* **Material to process**:
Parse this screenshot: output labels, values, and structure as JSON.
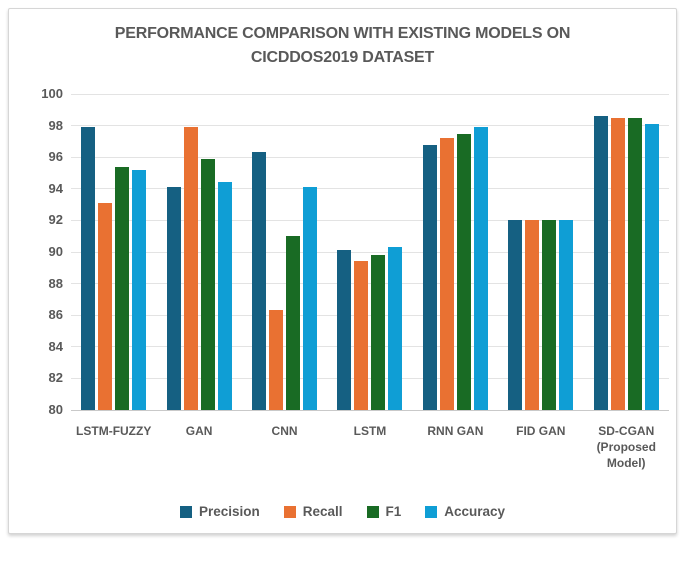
{
  "chart_data": {
    "type": "bar",
    "title": "PERFORMANCE COMPARISON WITH EXISTING MODELS ON CICDDOS2019 DATASET",
    "categories": [
      "LSTM-FUZZY",
      "GAN",
      "CNN",
      "LSTM",
      "RNN GAN",
      "FID GAN",
      "SD-CGAN (Proposed Model)"
    ],
    "series": [
      {
        "name": "Precision",
        "color": "#156082",
        "values": [
          97.9,
          94.1,
          96.3,
          90.1,
          96.8,
          92.0,
          98.6
        ]
      },
      {
        "name": "Recall",
        "color": "#E97132",
        "values": [
          93.1,
          97.9,
          86.3,
          89.4,
          97.2,
          92.0,
          98.5
        ]
      },
      {
        "name": "F1",
        "color": "#196B24",
        "values": [
          95.4,
          95.9,
          91.0,
          89.8,
          97.5,
          92.0,
          98.5
        ]
      },
      {
        "name": "Accuracy",
        "color": "#0F9ED5",
        "values": [
          95.2,
          94.4,
          94.1,
          90.3,
          97.9,
          92.0,
          98.1
        ]
      }
    ],
    "ylim": [
      80,
      100
    ],
    "ytick_step": 2,
    "grid": true,
    "legend_position": "bottom",
    "text_color": "#595959",
    "gridline_color": "#e3e3e3"
  }
}
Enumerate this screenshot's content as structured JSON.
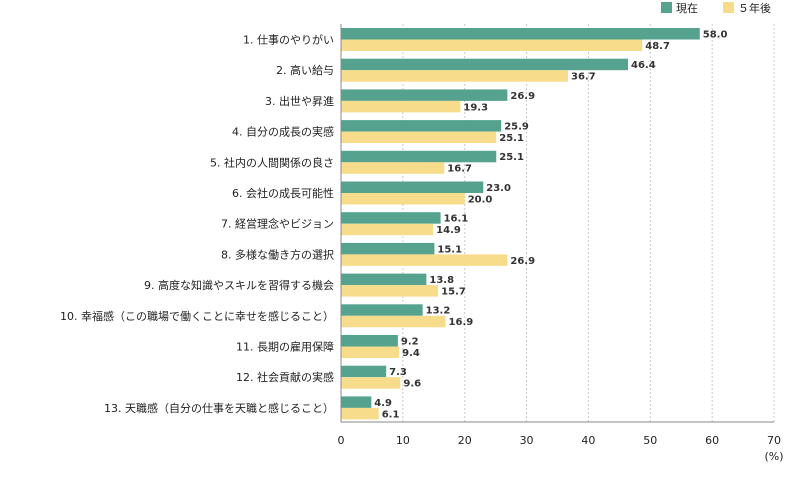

* **Written exercise**:
Leave out the pictures and return every record word for word.

* **The reply**:
Parse this screenshot: output labels, values, and structure as JSON.
{
  "chart_data": {
    "type": "bar",
    "title": "PERFORMANCE COMPARISON WITH EXISTING MODELS ON CICDDOS2019 DATASET",
    "categories": [
      "LSTM-FUZZY",
      "GAN",
      "CNN",
      "LSTM",
      "RNN GAN",
      "FID GAN",
      "SD-CGAN (Proposed Model)"
    ],
    "series": [
      {
        "name": "Precision",
        "color": "#156082",
        "values": [
          97.9,
          94.1,
          96.3,
          90.1,
          96.8,
          92.0,
          98.6
        ]
      },
      {
        "name": "Recall",
        "color": "#E97132",
        "values": [
          93.1,
          97.9,
          86.3,
          89.4,
          97.2,
          92.0,
          98.5
        ]
      },
      {
        "name": "F1",
        "color": "#196B24",
        "values": [
          95.4,
          95.9,
          91.0,
          89.8,
          97.5,
          92.0,
          98.5
        ]
      },
      {
        "name": "Accuracy",
        "color": "#0F9ED5",
        "values": [
          95.2,
          94.4,
          94.1,
          90.3,
          97.9,
          92.0,
          98.1
        ]
      }
    ],
    "ylim": [
      80,
      100
    ],
    "ytick_step": 2,
    "grid": true,
    "legend_position": "bottom",
    "text_color": "#595959",
    "gridline_color": "#e3e3e3"
  }
}
Enumerate this screenshot's content as structured JSON.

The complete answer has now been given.